List each row below that contains the string "General", copying every such row in full. Only matches with the same case count.

- [Records for the exercise]:

□ □ □ □ □ □ □

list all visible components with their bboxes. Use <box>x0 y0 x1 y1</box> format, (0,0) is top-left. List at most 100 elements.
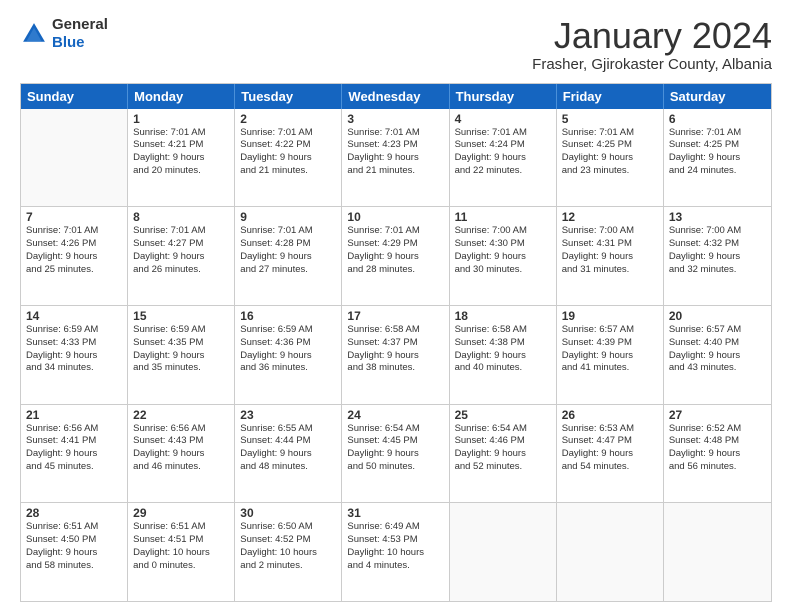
day-number: 4 <box>455 112 551 126</box>
calendar-row-2: 14Sunrise: 6:59 AM Sunset: 4:33 PM Dayli… <box>21 305 771 404</box>
calendar-cell: 13Sunrise: 7:00 AM Sunset: 4:32 PM Dayli… <box>664 207 771 305</box>
day-number: 21 <box>26 408 122 422</box>
day-number: 30 <box>240 506 336 520</box>
calendar-cell: 2Sunrise: 7:01 AM Sunset: 4:22 PM Daylig… <box>235 109 342 207</box>
header: General Blue January 2024 Frasher, Gjiro… <box>20 16 772 73</box>
calendar-cell: 16Sunrise: 6:59 AM Sunset: 4:36 PM Dayli… <box>235 306 342 404</box>
calendar-cell: 27Sunrise: 6:52 AM Sunset: 4:48 PM Dayli… <box>664 405 771 503</box>
calendar-cell: 19Sunrise: 6:57 AM Sunset: 4:39 PM Dayli… <box>557 306 664 404</box>
cell-text: Sunrise: 6:59 AM Sunset: 4:35 PM Dayligh… <box>133 324 229 375</box>
cell-text: Sunrise: 7:01 AM Sunset: 4:25 PM Dayligh… <box>562 127 658 178</box>
calendar-cell: 25Sunrise: 6:54 AM Sunset: 4:46 PM Dayli… <box>450 405 557 503</box>
calendar-cell: 21Sunrise: 6:56 AM Sunset: 4:41 PM Dayli… <box>21 405 128 503</box>
calendar-cell: 30Sunrise: 6:50 AM Sunset: 4:52 PM Dayli… <box>235 503 342 601</box>
day-number: 26 <box>562 408 658 422</box>
calendar: SundayMondayTuesdayWednesdayThursdayFrid… <box>20 83 772 602</box>
calendar-cell: 6Sunrise: 7:01 AM Sunset: 4:25 PM Daylig… <box>664 109 771 207</box>
day-number: 17 <box>347 309 443 323</box>
header-cell-wednesday: Wednesday <box>342 84 449 109</box>
calendar-row-3: 21Sunrise: 6:56 AM Sunset: 4:41 PM Dayli… <box>21 404 771 503</box>
day-number: 28 <box>26 506 122 520</box>
day-number: 1 <box>133 112 229 126</box>
day-number: 11 <box>455 210 551 224</box>
title-block: January 2024 Frasher, Gjirokaster County… <box>532 16 772 73</box>
day-number: 22 <box>133 408 229 422</box>
day-number: 5 <box>562 112 658 126</box>
calendar-header: SundayMondayTuesdayWednesdayThursdayFrid… <box>21 84 771 109</box>
day-number: 8 <box>133 210 229 224</box>
day-number: 25 <box>455 408 551 422</box>
cell-text: Sunrise: 6:57 AM Sunset: 4:40 PM Dayligh… <box>669 324 766 375</box>
cell-text: Sunrise: 6:55 AM Sunset: 4:44 PM Dayligh… <box>240 423 336 474</box>
header-cell-tuesday: Tuesday <box>235 84 342 109</box>
cell-text: Sunrise: 6:58 AM Sunset: 4:38 PM Dayligh… <box>455 324 551 375</box>
logo-icon <box>20 20 48 48</box>
cell-text: Sunrise: 6:59 AM Sunset: 4:36 PM Dayligh… <box>240 324 336 375</box>
day-number: 29 <box>133 506 229 520</box>
cell-text: Sunrise: 6:50 AM Sunset: 4:52 PM Dayligh… <box>240 521 336 572</box>
cell-text: Sunrise: 6:49 AM Sunset: 4:53 PM Dayligh… <box>347 521 443 572</box>
cell-text: Sunrise: 7:01 AM Sunset: 4:22 PM Dayligh… <box>240 127 336 178</box>
calendar-cell: 10Sunrise: 7:01 AM Sunset: 4:29 PM Dayli… <box>342 207 449 305</box>
calendar-cell: 15Sunrise: 6:59 AM Sunset: 4:35 PM Dayli… <box>128 306 235 404</box>
day-number: 2 <box>240 112 336 126</box>
header-cell-thursday: Thursday <box>450 84 557 109</box>
day-number: 19 <box>562 309 658 323</box>
header-cell-saturday: Saturday <box>664 84 771 109</box>
calendar-cell: 28Sunrise: 6:51 AM Sunset: 4:50 PM Dayli… <box>21 503 128 601</box>
cell-text: Sunrise: 7:01 AM Sunset: 4:24 PM Dayligh… <box>455 127 551 178</box>
cell-text: Sunrise: 7:00 AM Sunset: 4:31 PM Dayligh… <box>562 225 658 276</box>
calendar-cell: 26Sunrise: 6:53 AM Sunset: 4:47 PM Dayli… <box>557 405 664 503</box>
calendar-cell: 9Sunrise: 7:01 AM Sunset: 4:28 PM Daylig… <box>235 207 342 305</box>
calendar-cell: 8Sunrise: 7:01 AM Sunset: 4:27 PM Daylig… <box>128 207 235 305</box>
calendar-cell: 29Sunrise: 6:51 AM Sunset: 4:51 PM Dayli… <box>128 503 235 601</box>
cell-text: Sunrise: 7:01 AM Sunset: 4:28 PM Dayligh… <box>240 225 336 276</box>
cell-text: Sunrise: 7:01 AM Sunset: 4:29 PM Dayligh… <box>347 225 443 276</box>
calendar-cell <box>557 503 664 601</box>
day-number: 10 <box>347 210 443 224</box>
calendar-cell <box>450 503 557 601</box>
day-number: 31 <box>347 506 443 520</box>
calendar-cell: 14Sunrise: 6:59 AM Sunset: 4:33 PM Dayli… <box>21 306 128 404</box>
cell-text: Sunrise: 6:56 AM Sunset: 4:41 PM Dayligh… <box>26 423 122 474</box>
day-number: 24 <box>347 408 443 422</box>
calendar-cell: 24Sunrise: 6:54 AM Sunset: 4:45 PM Dayli… <box>342 405 449 503</box>
calendar-cell <box>664 503 771 601</box>
day-number: 18 <box>455 309 551 323</box>
calendar-cell: 4Sunrise: 7:01 AM Sunset: 4:24 PM Daylig… <box>450 109 557 207</box>
day-number: 14 <box>26 309 122 323</box>
cell-text: Sunrise: 6:52 AM Sunset: 4:48 PM Dayligh… <box>669 423 766 474</box>
cell-text: Sunrise: 7:01 AM Sunset: 4:23 PM Dayligh… <box>347 127 443 178</box>
day-number: 15 <box>133 309 229 323</box>
logo-text: General Blue <box>52 16 108 52</box>
day-number: 9 <box>240 210 336 224</box>
calendar-cell: 11Sunrise: 7:00 AM Sunset: 4:30 PM Dayli… <box>450 207 557 305</box>
calendar-cell: 12Sunrise: 7:00 AM Sunset: 4:31 PM Dayli… <box>557 207 664 305</box>
day-number: 13 <box>669 210 766 224</box>
calendar-cell: 23Sunrise: 6:55 AM Sunset: 4:44 PM Dayli… <box>235 405 342 503</box>
cell-text: Sunrise: 7:01 AM Sunset: 4:27 PM Dayligh… <box>133 225 229 276</box>
cell-text: Sunrise: 6:58 AM Sunset: 4:37 PM Dayligh… <box>347 324 443 375</box>
calendar-cell: 5Sunrise: 7:01 AM Sunset: 4:25 PM Daylig… <box>557 109 664 207</box>
calendar-row-1: 7Sunrise: 7:01 AM Sunset: 4:26 PM Daylig… <box>21 206 771 305</box>
cell-text: Sunrise: 6:51 AM Sunset: 4:50 PM Dayligh… <box>26 521 122 572</box>
day-number: 20 <box>669 309 766 323</box>
logo-blue: Blue <box>52 34 85 51</box>
day-number: 3 <box>347 112 443 126</box>
calendar-cell: 22Sunrise: 6:56 AM Sunset: 4:43 PM Dayli… <box>128 405 235 503</box>
header-cell-monday: Monday <box>128 84 235 109</box>
cell-text: Sunrise: 6:53 AM Sunset: 4:47 PM Dayligh… <box>562 423 658 474</box>
cell-text: Sunrise: 6:54 AM Sunset: 4:46 PM Dayligh… <box>455 423 551 474</box>
cell-text: Sunrise: 6:54 AM Sunset: 4:45 PM Dayligh… <box>347 423 443 474</box>
logo-general: General <box>52 16 108 33</box>
calendar-cell: 3Sunrise: 7:01 AM Sunset: 4:23 PM Daylig… <box>342 109 449 207</box>
cell-text: Sunrise: 7:01 AM Sunset: 4:25 PM Dayligh… <box>669 127 766 178</box>
calendar-row-0: 1Sunrise: 7:01 AM Sunset: 4:21 PM Daylig… <box>21 109 771 207</box>
cell-text: Sunrise: 7:00 AM Sunset: 4:30 PM Dayligh… <box>455 225 551 276</box>
day-number: 6 <box>669 112 766 126</box>
header-cell-sunday: Sunday <box>21 84 128 109</box>
location: Frasher, Gjirokaster County, Albania <box>532 56 772 73</box>
cell-text: Sunrise: 6:57 AM Sunset: 4:39 PM Dayligh… <box>562 324 658 375</box>
calendar-cell: 7Sunrise: 7:01 AM Sunset: 4:26 PM Daylig… <box>21 207 128 305</box>
cell-text: Sunrise: 6:51 AM Sunset: 4:51 PM Dayligh… <box>133 521 229 572</box>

□ □ □ □ □ □ □

- [Result of this task]:
header: General Blue January 2024 Frasher, Gjiro… <box>20 16 772 73</box>
logo-text: General Blue <box>52 16 108 52</box>
logo-general: General <box>52 16 108 33</box>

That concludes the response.